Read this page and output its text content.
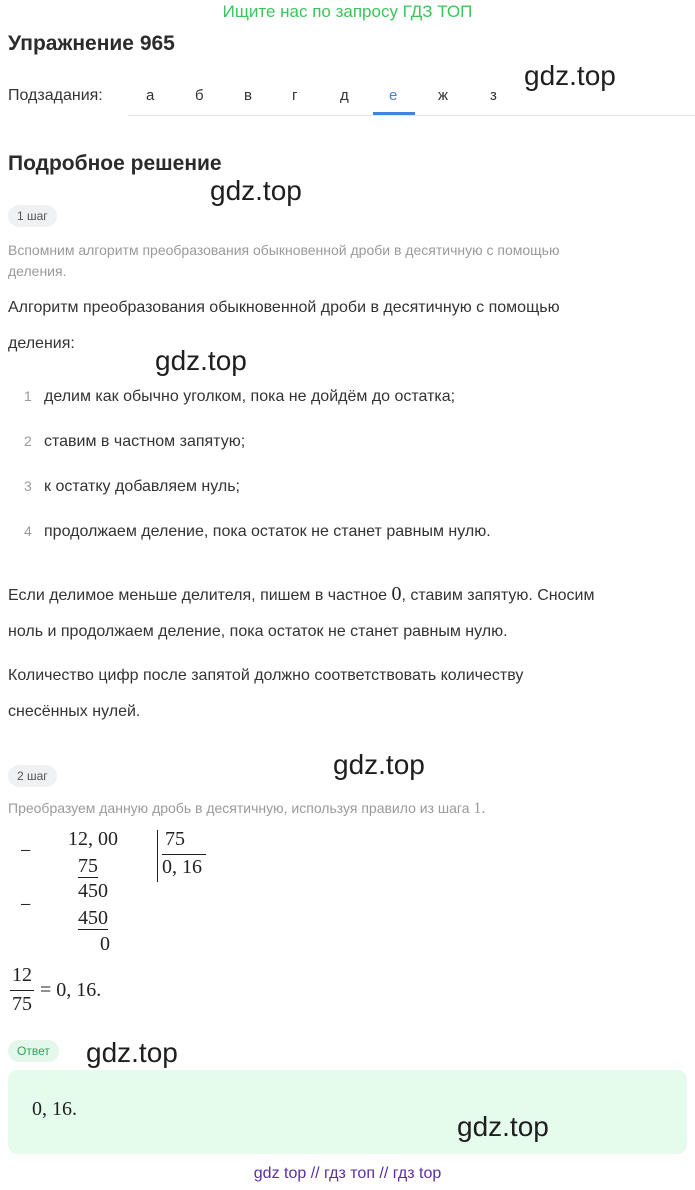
Ищите нас по запросу ГДЗ ТОП
Упражнение 965
Подзадания:	а	б	в	г	д	е	ж	з
gdz.top
Подробное решение
gdz.top
1 шаг
Вспомним алгоритм преобразования обыкновенной дроби в десятичную с помощью
деления.
Алгоритм преобразования обыкновенной дроби в десятичную с помощью
деления:
gdz.top
1 делим как обычно уголком, пока не дойдём до остатка;
2 ставим в частном запятую;
3 к остатку добавляем нуль;
4 продолжаем деление, пока остаток не станет равным нулю.
Если делимое меньше делителя, пишем в частное 0, ставим запятую. Сносим
ноль и продолжаем деление, пока остаток не станет равным нулю.
Количество цифр после запятой должно соответствовать количеству
снесённых нулей.
gdz.top
2 шаг
Преобразуем данную дробь в десятичную, используя правило из шага 1.
−
12, 00 75
75	0, 16
−
450
450
0
12
75
= 0, 16.
Ответ	gdz.top
0, 16.
gdz.top
gdz top // гдз топ // гдз top
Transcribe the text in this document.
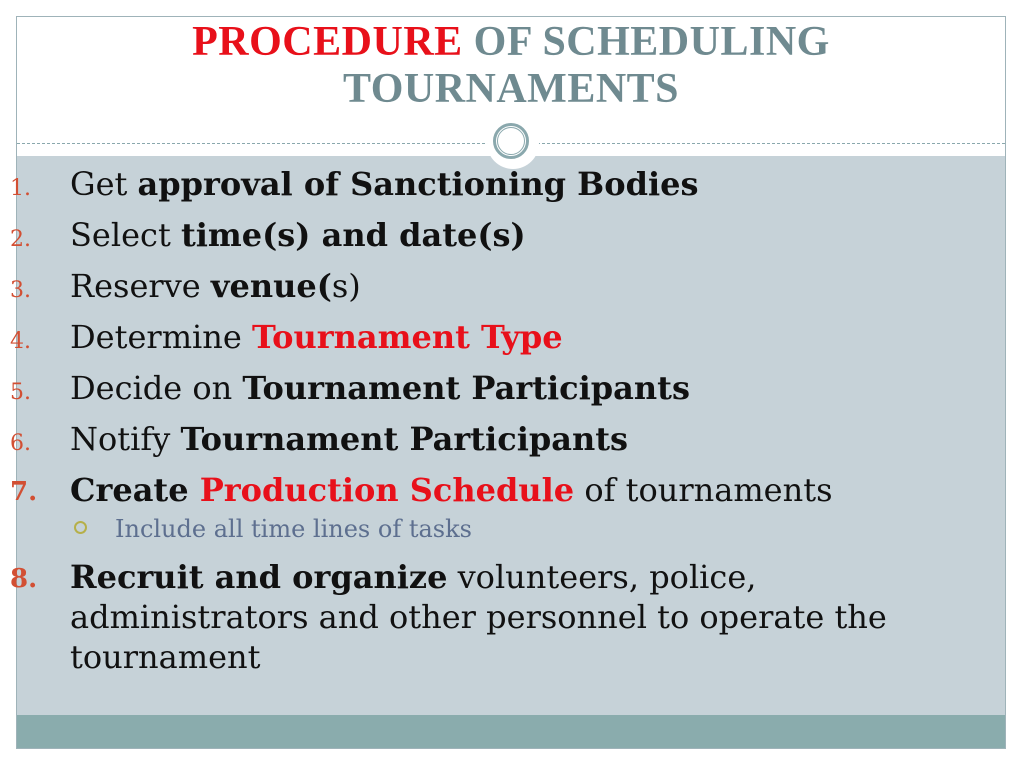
PROCEDURE OF SCHEDULING
TOURNAMENTS
1. Get approval of Sanctioning Bodies
2. Select time(s) and date(s)
3. Reserve venue(s)
4. Determine Tournament Type
5. Decide on Tournament Participants
6. Notify Tournament Participants
7. Create Production Schedule of tournaments
Include all time lines of tasks
8. Recruit and organize volunteers, police, administrators and other personnel to operate the tournament
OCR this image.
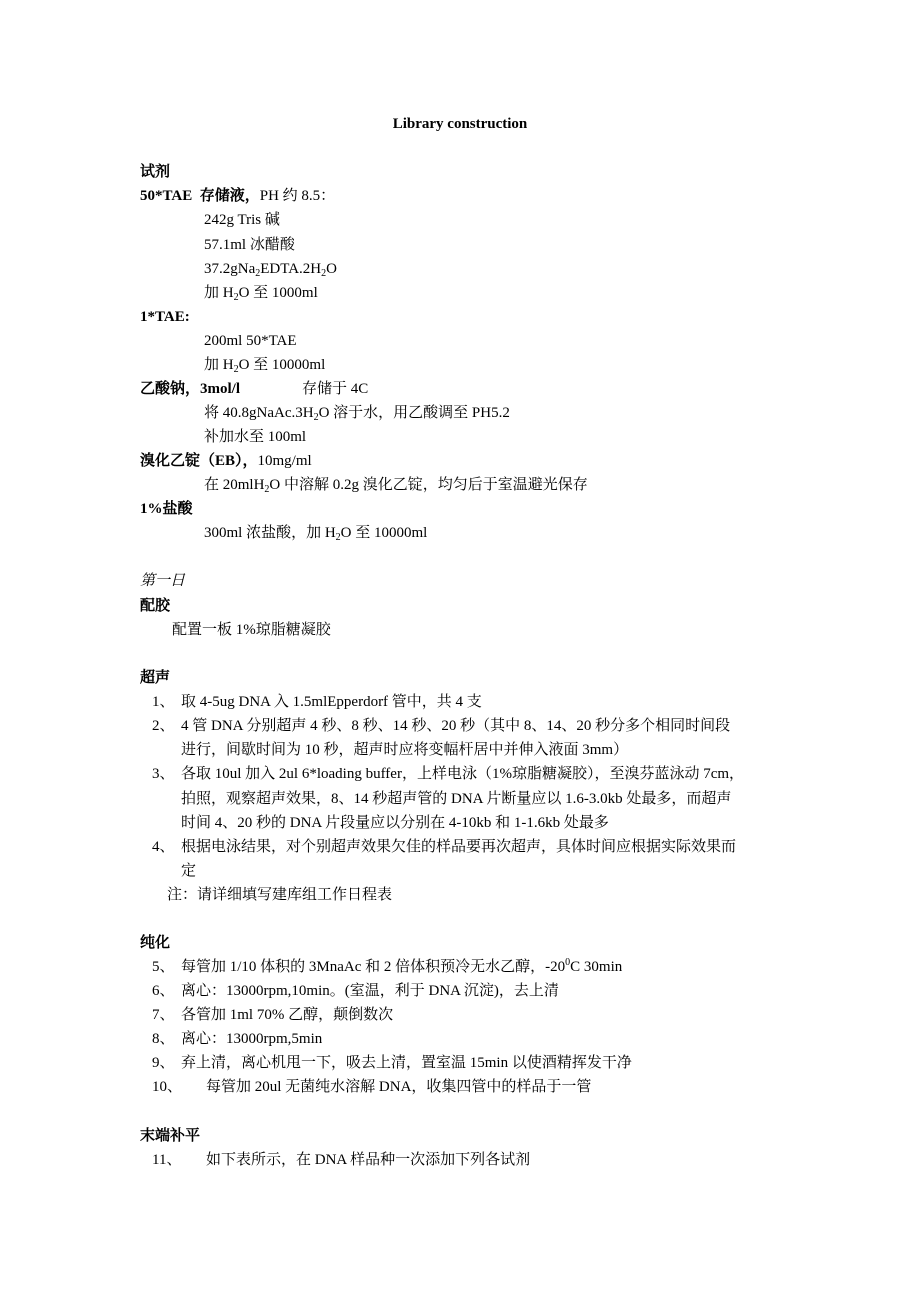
Library construction
试剂
50*TAE 存储液，PH 约 8.5：
242g Tris 碱
57.1ml 冰醋酸
$37.2gNa_2EDTA.2H_2O$
加 $H_2O$ 至 1000ml
1*TAE:
200ml 50*TAE
加 $H_2O$ 至 10000ml
乙酸钠，3mol/l	存储于 4C
将 $40.8gNaAc.3H_2O$ 溶于水，用乙酸调至 PH5.2
补加水至 100ml
溴化乙锭（EB），10mg/ml
在 20mlH$_2$O 中溶解 0.2g 溴化乙锭，均匀后于室温避光保存
1%盐酸
300ml 浓盐酸，加 $H_2O$ 至 10000ml
第一日
配胶
配置一板 1%琼脂糖凝胶
超声
1、 取 4-5ug DNA 入 1.5mlEpperdorf 管中，共 4 支
2、 4 管 DNA 分别超声 4 秒、8 秒、14 秒、20 秒（其中 8、14、20 秒分多个相同时间段
进行，间歇时间为 10 秒，超声时应将变幅杆居中并伸入液面 3mm）
3、 各取 10ul 加入 2ul 6*loading buffer，上样电泳（1%琼脂糖凝胶），至溴芬蓝泳动 7cm，
拍照，观察超声效果，8、14 秒超声管的 DNA 片断量应以 1.6-3.0kb 处最多，而超声
时间 4、20 秒的 DNA 片段量应以分别在 4-10kb 和 1-1.6kb 处最多
4、 根据电泳结果，对个别超声效果欠佳的样品要再次超声，具体时间应根据实际效果而
定
注：请详细填写建库组工作日程表
纯化
5、 每管加 1/10 体积的 3MnaAc 和 2 倍体积预冷无水乙醇，$-20^0C$ 30min
6、 离心：13000rpm,10min。(室温，利于 DNA 沉淀)，去上清
7、 各管加 1ml 70% 乙醇，颠倒数次
8、 离心：13000rpm,5min
9、 弃上清，离心机甩一下，吸去上清，置室温 15min 以使酒精挥发干净
10、 每管加 20ul 无菌纯水溶解 DNA，收集四管中的样品于一管
末端补平
11、 如下表所示，在 DNA 样品种一次添加下列各试剂
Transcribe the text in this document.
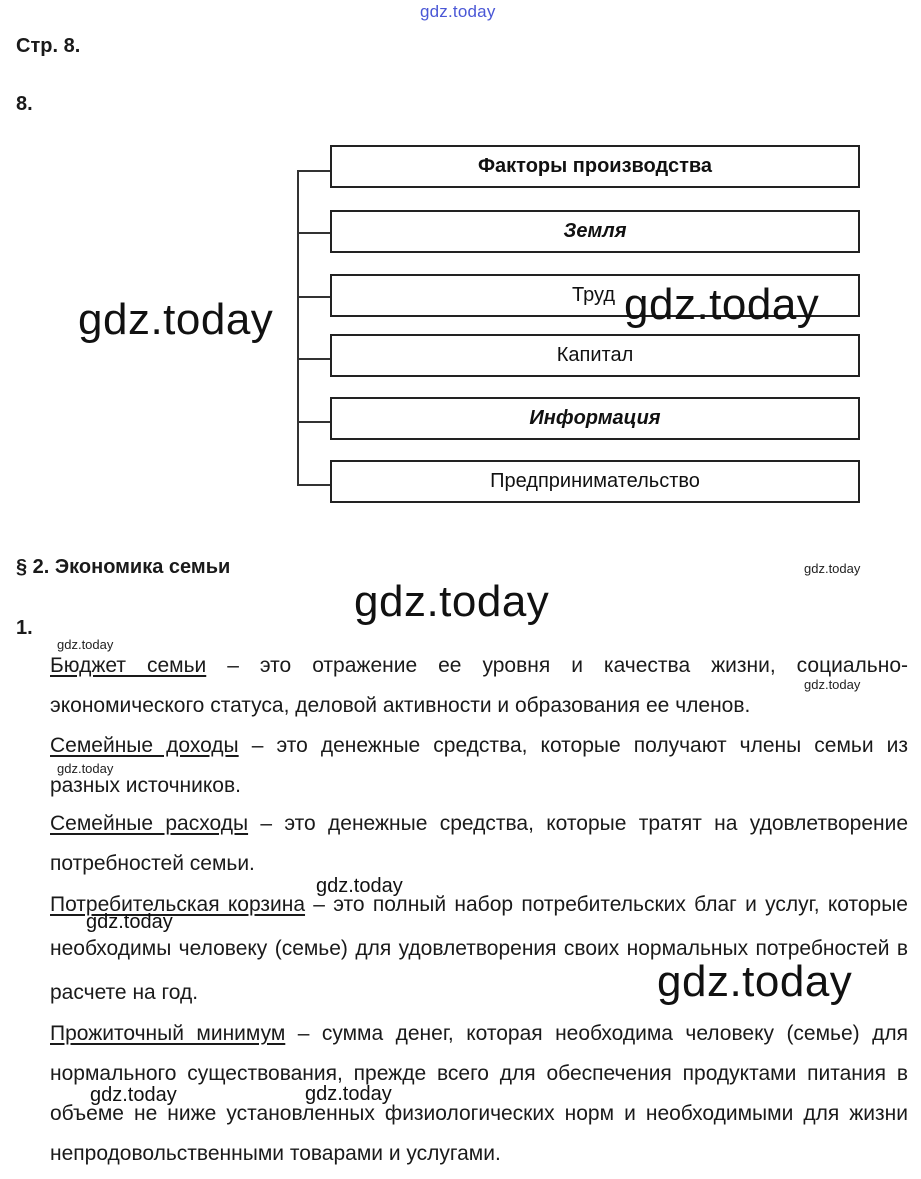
gdz.today
Стр. 8.
8.
Факторы производства
Земля
Труд
Капитал
Информация
Предпринимательство
gdz.today	gdz.today
§ 2. Экономика семьи	gdz.today
gdz.today
1.
gdz.today
gdz.today
gdz.today
Бюджет семьи – это отражение ее уровня и качества жизни, социально-экономического статуса, деловой активности и образования ее членов.
Семейные доходы – это денежные средства, которые получают члены семьи из разных источников.
Семейные расходы – это денежные средства, которые тратят на удовлетворение потребностей семьи.
Потребительская корзина – это полный набор потребительских благ и услуг, которые необходимы человеку (семье) для удовлетворения своих нормальных потребностей в расчете на год.
Прожиточный минимум – сумма денег, которая необходима человеку (семье) для нормального существования, прежде всего для обеспечения продуктами питания в объеме не ниже установленных физиологических норм и необходимыми для жизни непродовольственными товарами и услугами.
gdz.today
gdz.today
gdz.today
gdz.today	gdz.today
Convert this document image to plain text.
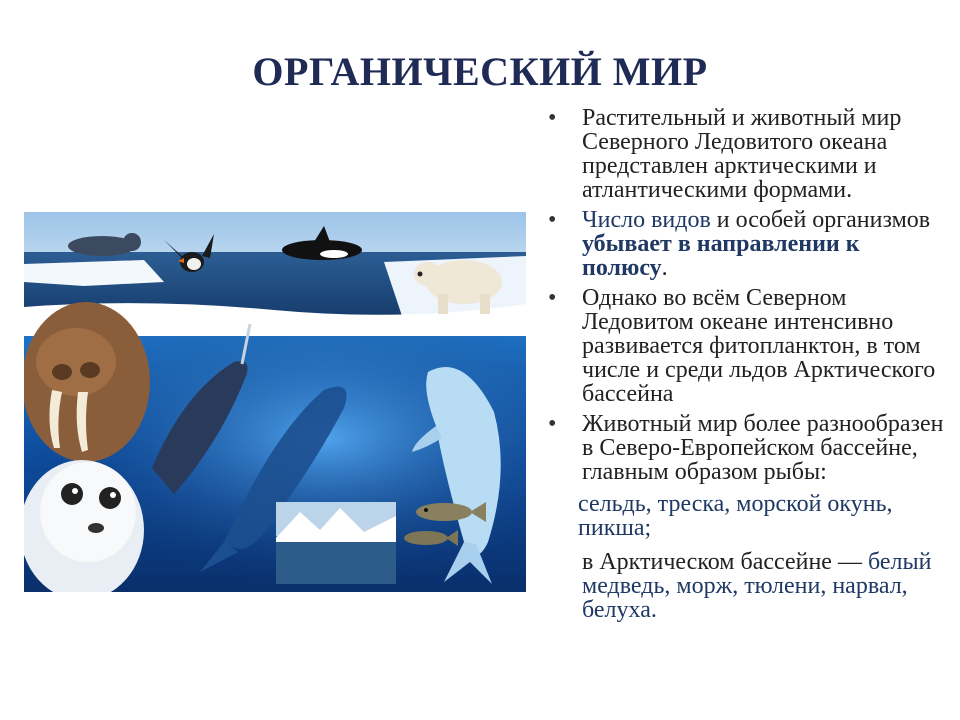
ОРГАНИЧЕСКИЙ МИР
•	Растительный и животный мир Северного Ледовитого океана представлен арктическими и атлантическими формами.
•	Число видов и особей организмов убывает в направлении к полюсу.
•	Однако во всём Северном Ледовитом океане интенсивно развивается фитопланктон, в том числе и среди льдов Арктического бассейна
•	Животный мир более разнообразен в Северо-Европейском бассейне, главным образом рыбы:
сельдь, треска, морской окунь, пикша;
в Арктическом бассейне — белый медведь, морж, тюлени, нарвал, белуха.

GIVEN TASK: Copy each line of the preceding data that contains the string "равным".

SOLVED PROBLEM:
4 продолжаем деление, пока остаток не станет равным нулю.
ноль и продолжаем деление, пока остаток не станет равным нулю.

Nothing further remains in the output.